» **Work required**
Go through the listing below and list every line with "stabilité".

───── Available data

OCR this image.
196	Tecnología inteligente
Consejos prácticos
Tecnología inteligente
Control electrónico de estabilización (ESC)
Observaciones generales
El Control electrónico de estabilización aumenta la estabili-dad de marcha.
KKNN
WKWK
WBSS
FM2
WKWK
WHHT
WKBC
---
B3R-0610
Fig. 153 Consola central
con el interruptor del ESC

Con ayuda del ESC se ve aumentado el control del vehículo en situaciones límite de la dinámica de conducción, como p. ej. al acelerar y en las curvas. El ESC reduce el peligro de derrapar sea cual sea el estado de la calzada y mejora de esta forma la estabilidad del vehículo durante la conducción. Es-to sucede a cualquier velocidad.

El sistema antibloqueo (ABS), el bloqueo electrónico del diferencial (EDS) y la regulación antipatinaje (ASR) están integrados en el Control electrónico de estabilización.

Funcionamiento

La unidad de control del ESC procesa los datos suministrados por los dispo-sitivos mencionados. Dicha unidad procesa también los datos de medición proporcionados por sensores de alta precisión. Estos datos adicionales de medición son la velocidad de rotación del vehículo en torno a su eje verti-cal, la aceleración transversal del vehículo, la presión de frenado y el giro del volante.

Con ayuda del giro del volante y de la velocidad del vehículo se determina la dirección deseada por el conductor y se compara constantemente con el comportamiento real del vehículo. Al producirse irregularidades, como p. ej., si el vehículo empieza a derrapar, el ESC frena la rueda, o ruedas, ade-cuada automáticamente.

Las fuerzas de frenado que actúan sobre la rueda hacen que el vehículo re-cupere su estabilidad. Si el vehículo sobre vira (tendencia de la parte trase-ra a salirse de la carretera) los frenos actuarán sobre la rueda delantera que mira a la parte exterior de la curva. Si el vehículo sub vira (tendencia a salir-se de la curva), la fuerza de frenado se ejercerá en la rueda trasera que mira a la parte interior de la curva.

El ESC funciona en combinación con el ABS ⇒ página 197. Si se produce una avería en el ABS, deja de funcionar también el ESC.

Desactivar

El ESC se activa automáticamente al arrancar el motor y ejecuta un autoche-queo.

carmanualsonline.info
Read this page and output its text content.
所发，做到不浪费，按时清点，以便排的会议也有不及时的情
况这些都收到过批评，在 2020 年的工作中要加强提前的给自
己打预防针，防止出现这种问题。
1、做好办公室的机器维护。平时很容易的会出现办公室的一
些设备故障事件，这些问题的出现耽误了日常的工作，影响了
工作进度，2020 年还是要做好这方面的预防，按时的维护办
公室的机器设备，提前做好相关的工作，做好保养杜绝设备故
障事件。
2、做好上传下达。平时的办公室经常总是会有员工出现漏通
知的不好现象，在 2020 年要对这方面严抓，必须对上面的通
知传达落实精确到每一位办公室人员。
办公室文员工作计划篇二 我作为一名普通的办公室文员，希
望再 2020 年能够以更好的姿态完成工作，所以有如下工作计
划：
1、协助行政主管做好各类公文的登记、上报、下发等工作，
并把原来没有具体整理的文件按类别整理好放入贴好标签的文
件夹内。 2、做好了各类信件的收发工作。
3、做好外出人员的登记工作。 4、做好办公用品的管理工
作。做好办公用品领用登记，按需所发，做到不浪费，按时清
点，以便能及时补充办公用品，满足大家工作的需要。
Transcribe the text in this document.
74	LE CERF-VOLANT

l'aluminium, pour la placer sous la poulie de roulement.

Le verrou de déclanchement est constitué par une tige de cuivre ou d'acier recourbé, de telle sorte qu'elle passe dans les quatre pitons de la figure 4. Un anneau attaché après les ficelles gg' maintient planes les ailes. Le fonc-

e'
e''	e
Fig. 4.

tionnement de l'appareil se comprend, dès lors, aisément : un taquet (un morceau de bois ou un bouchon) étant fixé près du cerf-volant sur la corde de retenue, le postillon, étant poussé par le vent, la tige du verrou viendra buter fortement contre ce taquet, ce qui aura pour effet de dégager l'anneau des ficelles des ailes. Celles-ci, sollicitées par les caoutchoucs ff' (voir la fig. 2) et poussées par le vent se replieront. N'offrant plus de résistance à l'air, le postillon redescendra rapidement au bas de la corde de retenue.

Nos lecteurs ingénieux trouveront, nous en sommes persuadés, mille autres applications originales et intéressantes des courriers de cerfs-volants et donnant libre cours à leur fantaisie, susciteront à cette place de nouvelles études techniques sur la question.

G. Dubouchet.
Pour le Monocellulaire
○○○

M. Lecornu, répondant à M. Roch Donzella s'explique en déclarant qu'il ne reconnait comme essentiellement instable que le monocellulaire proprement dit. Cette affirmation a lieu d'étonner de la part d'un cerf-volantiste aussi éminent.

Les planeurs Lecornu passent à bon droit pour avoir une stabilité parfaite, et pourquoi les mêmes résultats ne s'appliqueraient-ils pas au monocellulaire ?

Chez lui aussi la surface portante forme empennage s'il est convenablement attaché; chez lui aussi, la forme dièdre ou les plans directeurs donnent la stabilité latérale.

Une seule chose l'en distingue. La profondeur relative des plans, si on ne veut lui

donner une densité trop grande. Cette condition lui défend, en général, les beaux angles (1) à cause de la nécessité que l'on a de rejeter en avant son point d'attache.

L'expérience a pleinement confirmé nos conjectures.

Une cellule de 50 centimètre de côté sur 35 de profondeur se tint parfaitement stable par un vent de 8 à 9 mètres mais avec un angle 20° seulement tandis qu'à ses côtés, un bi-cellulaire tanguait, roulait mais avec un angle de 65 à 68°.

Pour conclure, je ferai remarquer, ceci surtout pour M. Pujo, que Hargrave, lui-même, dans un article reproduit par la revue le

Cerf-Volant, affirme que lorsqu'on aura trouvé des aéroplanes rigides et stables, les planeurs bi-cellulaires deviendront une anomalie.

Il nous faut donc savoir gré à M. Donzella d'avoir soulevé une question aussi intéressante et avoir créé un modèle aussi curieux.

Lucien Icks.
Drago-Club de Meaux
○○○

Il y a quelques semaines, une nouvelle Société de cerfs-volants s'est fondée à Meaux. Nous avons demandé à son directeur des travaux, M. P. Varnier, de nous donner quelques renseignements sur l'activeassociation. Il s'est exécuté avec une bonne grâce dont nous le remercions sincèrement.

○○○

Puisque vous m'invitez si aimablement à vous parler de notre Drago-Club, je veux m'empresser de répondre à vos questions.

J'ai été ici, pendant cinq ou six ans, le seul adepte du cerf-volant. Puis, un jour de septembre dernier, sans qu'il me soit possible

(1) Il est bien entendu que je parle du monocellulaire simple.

──────────

» **Written solution**
Les planeurs Lecornu passent à bon droit pour avoir une stabilité parfaite, et pourquoi les mêmes résultats ne s'appliqueraient-ils pas au monocellulaire ?
Chez lui aussi la surface portante forme empennage s'il est convenablement attaché; chez lui aussi, la forme dièdre ou les plans directeurs donnent la stabilité latérale.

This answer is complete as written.